> _Available data_
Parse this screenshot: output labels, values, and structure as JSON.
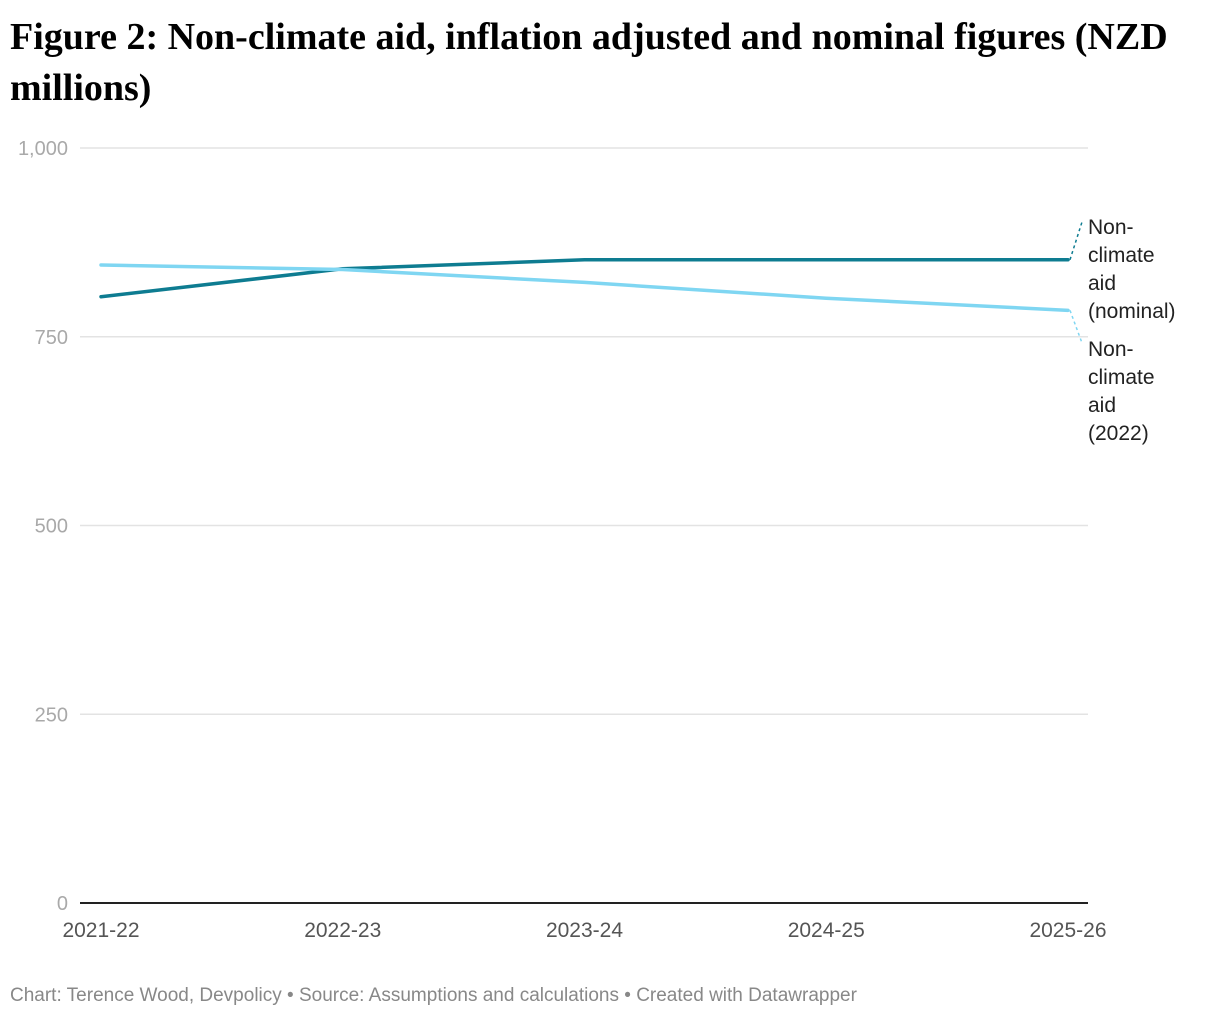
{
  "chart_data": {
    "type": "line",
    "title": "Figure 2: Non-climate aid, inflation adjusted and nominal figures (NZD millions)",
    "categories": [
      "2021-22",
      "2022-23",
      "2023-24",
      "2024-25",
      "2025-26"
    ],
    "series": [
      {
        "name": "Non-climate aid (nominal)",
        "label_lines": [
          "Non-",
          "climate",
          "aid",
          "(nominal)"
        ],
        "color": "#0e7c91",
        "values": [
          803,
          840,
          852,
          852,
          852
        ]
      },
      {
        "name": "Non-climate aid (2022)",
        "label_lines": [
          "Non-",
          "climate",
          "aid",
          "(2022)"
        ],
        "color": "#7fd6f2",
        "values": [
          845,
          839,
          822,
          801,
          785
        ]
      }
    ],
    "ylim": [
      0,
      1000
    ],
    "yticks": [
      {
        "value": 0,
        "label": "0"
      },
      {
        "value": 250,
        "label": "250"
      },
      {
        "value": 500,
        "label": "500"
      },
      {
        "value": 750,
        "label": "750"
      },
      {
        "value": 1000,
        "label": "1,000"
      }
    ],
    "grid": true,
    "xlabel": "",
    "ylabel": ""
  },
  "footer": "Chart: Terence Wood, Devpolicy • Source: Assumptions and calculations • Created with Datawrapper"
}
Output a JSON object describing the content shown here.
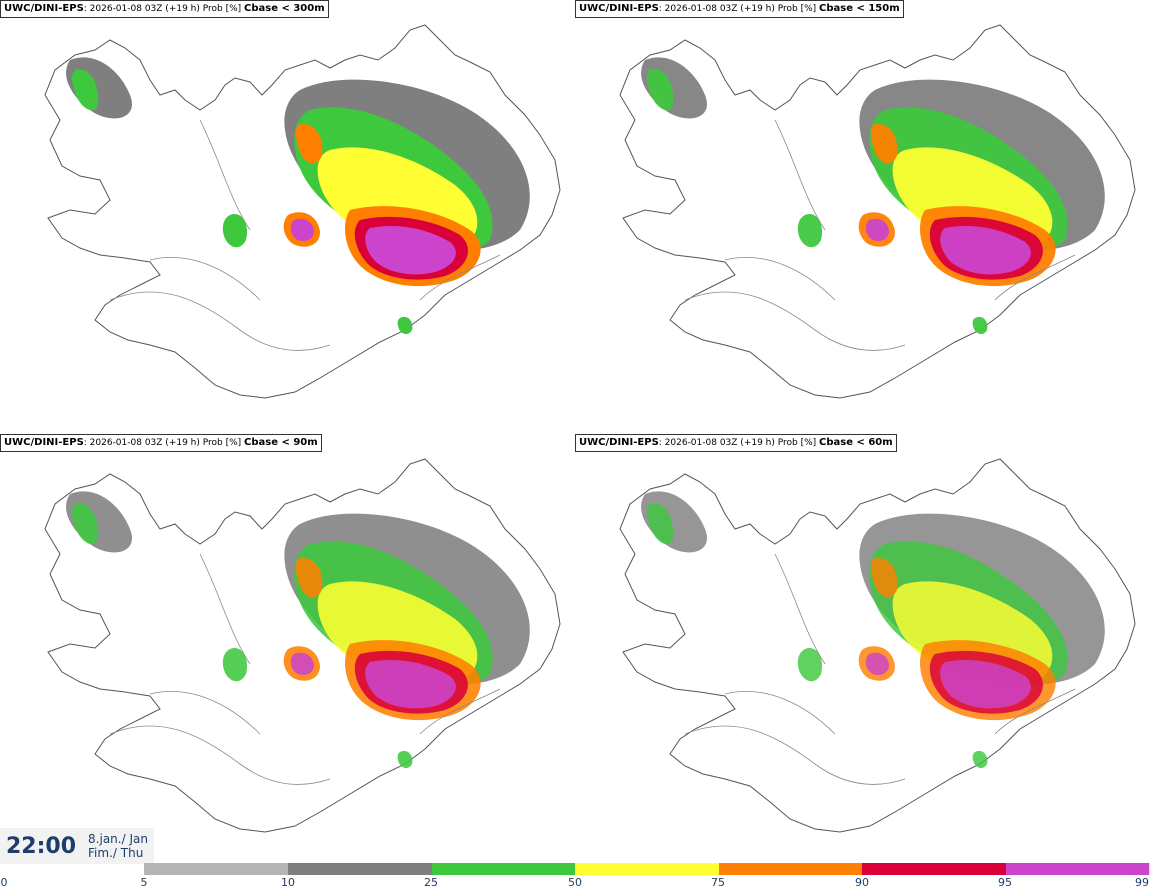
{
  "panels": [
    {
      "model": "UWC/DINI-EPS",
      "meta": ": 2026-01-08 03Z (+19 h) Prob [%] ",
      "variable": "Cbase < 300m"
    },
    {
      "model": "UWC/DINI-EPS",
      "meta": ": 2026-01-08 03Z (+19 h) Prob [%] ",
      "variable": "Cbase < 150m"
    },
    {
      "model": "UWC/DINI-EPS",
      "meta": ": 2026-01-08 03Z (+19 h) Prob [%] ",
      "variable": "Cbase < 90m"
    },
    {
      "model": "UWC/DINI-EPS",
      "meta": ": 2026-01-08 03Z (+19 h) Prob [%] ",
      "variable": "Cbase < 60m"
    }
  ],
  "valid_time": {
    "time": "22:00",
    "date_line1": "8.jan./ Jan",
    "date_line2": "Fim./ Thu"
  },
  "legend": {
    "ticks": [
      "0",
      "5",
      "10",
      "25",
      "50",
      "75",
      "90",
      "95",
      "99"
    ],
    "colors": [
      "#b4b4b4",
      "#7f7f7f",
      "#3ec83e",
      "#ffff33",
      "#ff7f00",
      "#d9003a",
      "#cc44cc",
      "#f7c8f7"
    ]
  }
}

> _Task requirements_
Your task is to pick out every line with the string "nominal" and copy it.

> _Output below_
    "title": "Figure 2: Non-climate aid, inflation adjusted and nominal figures (NZD millions)",
        "name": "Non-climate aid (nominal)",
          "(nominal)"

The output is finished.